TASK DATA =>
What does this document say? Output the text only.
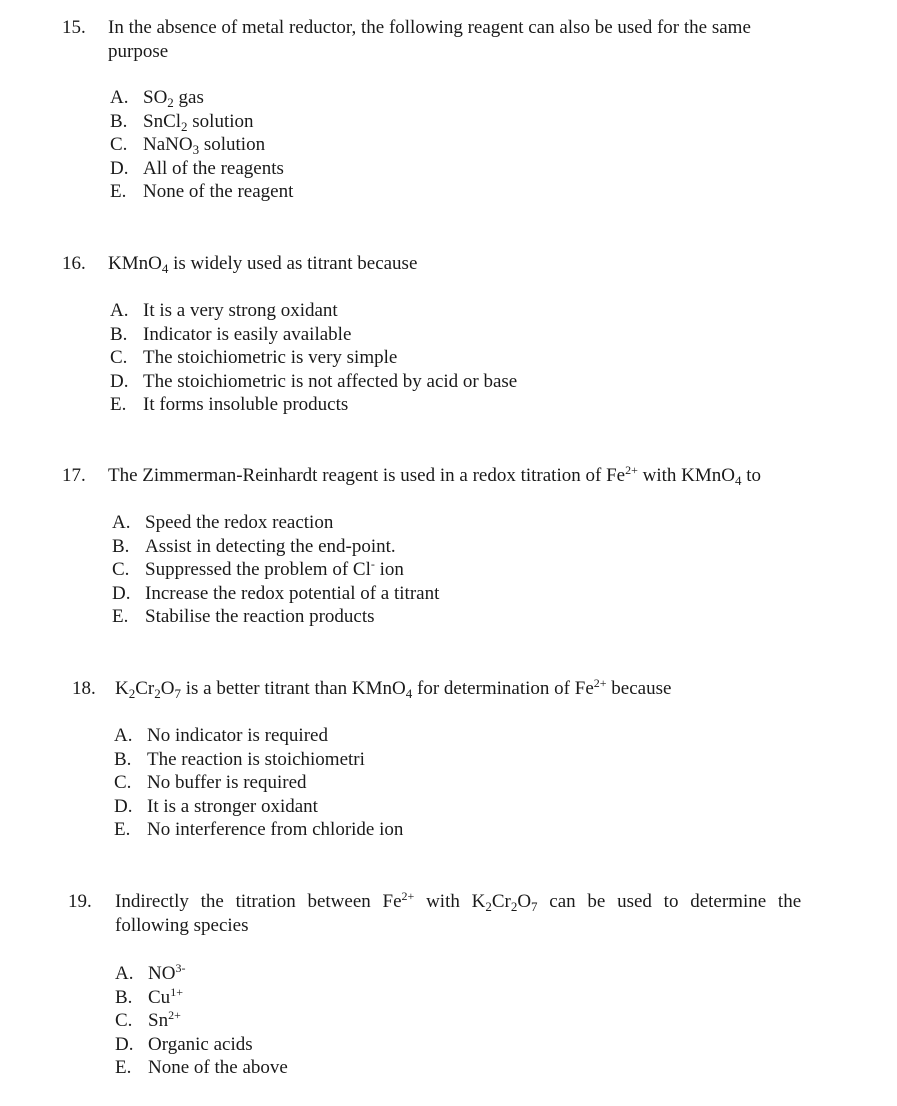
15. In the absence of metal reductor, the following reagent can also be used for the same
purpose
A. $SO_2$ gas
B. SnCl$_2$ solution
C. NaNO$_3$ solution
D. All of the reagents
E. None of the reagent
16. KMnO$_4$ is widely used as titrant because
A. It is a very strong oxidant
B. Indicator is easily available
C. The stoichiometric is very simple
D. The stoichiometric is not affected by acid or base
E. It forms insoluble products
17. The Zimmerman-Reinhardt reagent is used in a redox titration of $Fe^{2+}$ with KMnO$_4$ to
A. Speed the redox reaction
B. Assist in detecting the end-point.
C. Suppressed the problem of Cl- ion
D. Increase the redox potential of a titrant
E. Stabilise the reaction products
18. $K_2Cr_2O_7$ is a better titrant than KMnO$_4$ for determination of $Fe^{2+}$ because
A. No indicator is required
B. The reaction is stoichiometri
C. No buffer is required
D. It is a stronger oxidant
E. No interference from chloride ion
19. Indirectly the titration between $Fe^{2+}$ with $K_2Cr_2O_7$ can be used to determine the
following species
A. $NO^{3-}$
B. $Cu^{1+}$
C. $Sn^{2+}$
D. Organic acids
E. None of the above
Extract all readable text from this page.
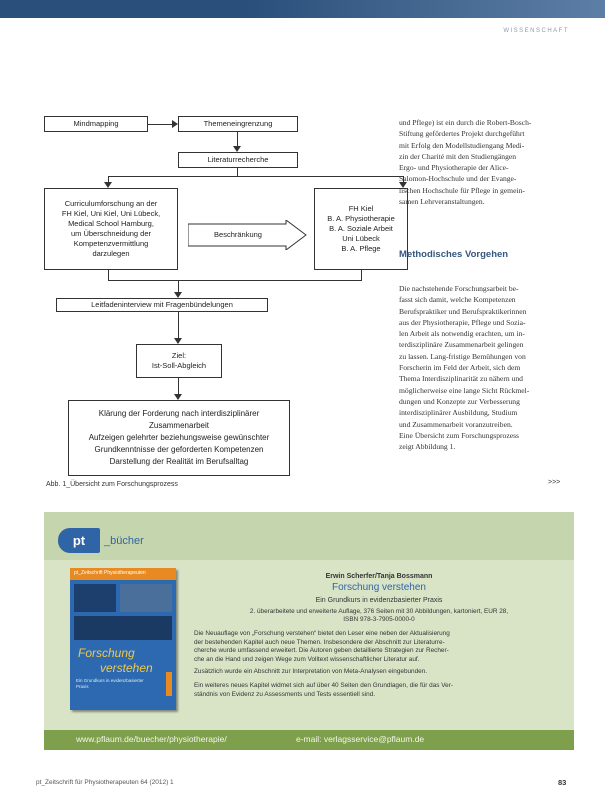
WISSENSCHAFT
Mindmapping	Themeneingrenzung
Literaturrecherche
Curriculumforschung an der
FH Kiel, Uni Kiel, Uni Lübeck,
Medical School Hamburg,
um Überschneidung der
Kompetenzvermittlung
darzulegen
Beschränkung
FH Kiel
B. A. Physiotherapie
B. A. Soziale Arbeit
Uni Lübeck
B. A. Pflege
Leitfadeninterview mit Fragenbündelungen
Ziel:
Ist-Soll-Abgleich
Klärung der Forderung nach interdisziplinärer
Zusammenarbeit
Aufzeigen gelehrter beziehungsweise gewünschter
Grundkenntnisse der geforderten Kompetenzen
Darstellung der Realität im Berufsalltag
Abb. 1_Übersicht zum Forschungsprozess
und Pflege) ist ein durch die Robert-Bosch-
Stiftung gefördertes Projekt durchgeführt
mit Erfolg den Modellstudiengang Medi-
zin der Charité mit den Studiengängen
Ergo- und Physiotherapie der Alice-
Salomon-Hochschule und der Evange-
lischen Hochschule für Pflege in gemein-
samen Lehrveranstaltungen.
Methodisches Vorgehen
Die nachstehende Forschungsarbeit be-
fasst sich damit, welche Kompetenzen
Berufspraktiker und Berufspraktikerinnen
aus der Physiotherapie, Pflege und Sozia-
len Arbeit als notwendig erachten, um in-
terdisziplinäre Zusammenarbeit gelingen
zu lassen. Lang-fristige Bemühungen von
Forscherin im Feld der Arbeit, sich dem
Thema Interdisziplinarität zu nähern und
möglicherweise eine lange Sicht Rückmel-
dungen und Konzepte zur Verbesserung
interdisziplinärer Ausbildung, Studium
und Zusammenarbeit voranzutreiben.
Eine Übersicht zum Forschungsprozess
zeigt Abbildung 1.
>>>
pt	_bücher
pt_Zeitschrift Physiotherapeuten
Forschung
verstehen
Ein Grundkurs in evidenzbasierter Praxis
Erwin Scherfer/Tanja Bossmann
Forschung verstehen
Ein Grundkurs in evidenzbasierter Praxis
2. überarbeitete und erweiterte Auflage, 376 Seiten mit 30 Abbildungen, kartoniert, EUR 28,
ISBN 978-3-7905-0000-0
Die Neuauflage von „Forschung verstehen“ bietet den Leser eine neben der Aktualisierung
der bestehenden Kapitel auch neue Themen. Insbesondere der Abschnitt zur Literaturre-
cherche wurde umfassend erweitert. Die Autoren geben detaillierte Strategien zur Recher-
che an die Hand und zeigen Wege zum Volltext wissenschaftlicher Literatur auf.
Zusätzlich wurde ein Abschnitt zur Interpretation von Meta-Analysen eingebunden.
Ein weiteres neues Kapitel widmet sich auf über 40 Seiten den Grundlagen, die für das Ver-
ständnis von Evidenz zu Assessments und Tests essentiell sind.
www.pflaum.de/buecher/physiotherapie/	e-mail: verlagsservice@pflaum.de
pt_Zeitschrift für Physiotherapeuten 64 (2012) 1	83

==

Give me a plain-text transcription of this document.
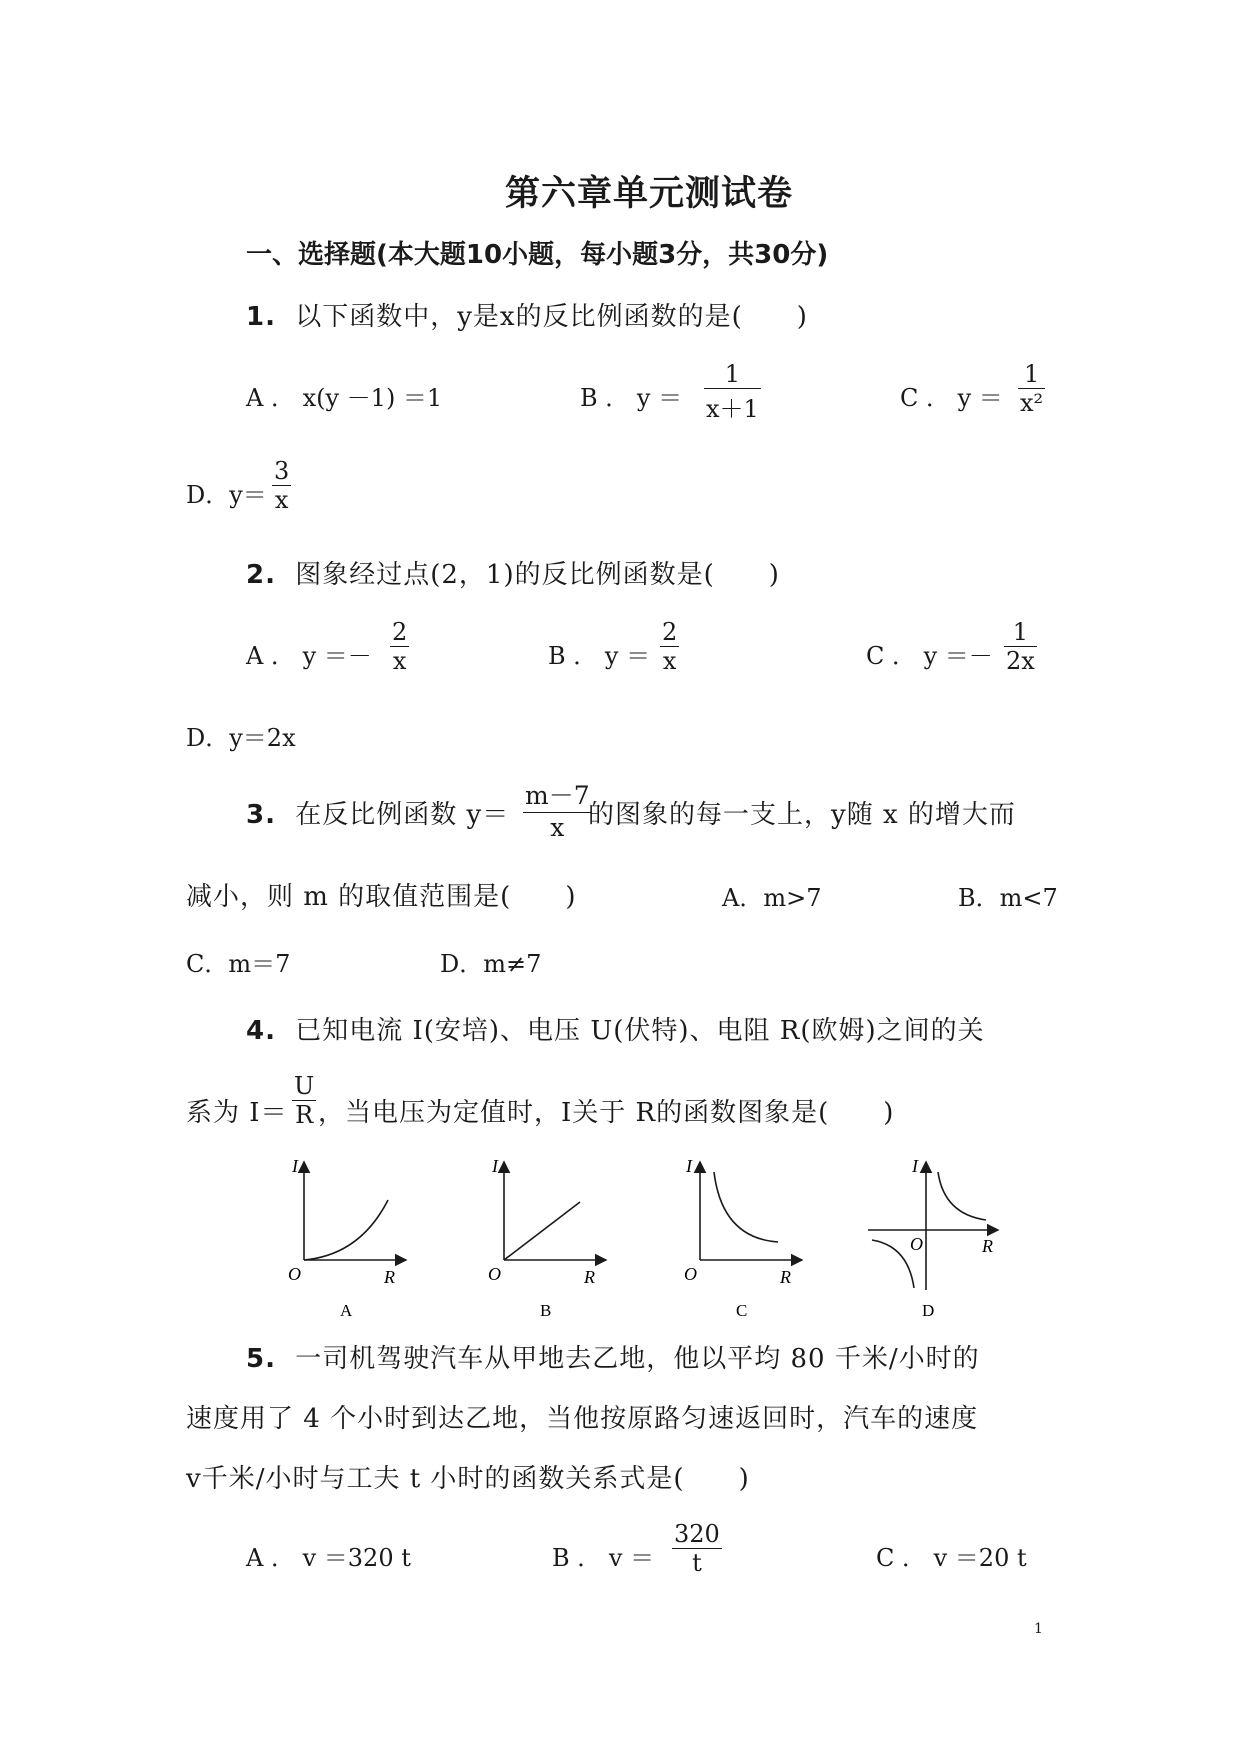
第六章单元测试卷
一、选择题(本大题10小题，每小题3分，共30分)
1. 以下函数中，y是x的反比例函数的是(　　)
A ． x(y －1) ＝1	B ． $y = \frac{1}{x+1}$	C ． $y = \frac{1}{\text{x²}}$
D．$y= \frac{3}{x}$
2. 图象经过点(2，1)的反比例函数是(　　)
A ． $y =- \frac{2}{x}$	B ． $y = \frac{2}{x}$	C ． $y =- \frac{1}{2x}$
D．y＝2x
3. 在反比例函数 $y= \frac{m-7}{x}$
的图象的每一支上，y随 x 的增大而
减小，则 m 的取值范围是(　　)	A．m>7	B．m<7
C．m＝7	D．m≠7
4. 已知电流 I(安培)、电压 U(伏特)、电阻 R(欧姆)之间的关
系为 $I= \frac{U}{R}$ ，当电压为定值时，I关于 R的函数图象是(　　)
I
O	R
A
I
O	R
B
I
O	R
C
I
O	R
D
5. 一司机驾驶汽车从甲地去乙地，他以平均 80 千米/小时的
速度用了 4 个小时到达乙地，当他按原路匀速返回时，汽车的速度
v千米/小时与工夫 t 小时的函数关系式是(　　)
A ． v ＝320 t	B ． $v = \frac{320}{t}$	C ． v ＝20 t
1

* * *

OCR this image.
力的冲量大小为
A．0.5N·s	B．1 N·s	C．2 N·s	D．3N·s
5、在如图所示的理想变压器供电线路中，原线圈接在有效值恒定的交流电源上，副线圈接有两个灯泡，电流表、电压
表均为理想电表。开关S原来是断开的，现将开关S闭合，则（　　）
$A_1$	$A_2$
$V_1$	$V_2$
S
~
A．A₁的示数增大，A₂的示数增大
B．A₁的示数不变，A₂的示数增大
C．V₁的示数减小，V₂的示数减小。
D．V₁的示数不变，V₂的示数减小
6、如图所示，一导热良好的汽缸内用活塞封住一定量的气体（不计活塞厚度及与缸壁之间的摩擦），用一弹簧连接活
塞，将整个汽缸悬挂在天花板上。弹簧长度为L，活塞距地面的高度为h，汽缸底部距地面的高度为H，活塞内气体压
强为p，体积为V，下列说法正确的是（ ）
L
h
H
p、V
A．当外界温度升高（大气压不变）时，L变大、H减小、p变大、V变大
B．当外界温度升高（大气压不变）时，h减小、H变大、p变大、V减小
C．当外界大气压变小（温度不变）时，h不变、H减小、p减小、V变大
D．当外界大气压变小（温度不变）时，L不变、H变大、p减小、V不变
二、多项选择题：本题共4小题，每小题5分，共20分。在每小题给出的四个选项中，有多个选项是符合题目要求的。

WHAT TO DO => Gather every line from the listing above in which the word "because" appears.

RESULT BELOW =>
16. KMnO$_4$ is widely used as titrant because
18. $K_2Cr_2O_7$ is a better titrant than KMnO$_4$ for determination of $Fe^{2+}$ because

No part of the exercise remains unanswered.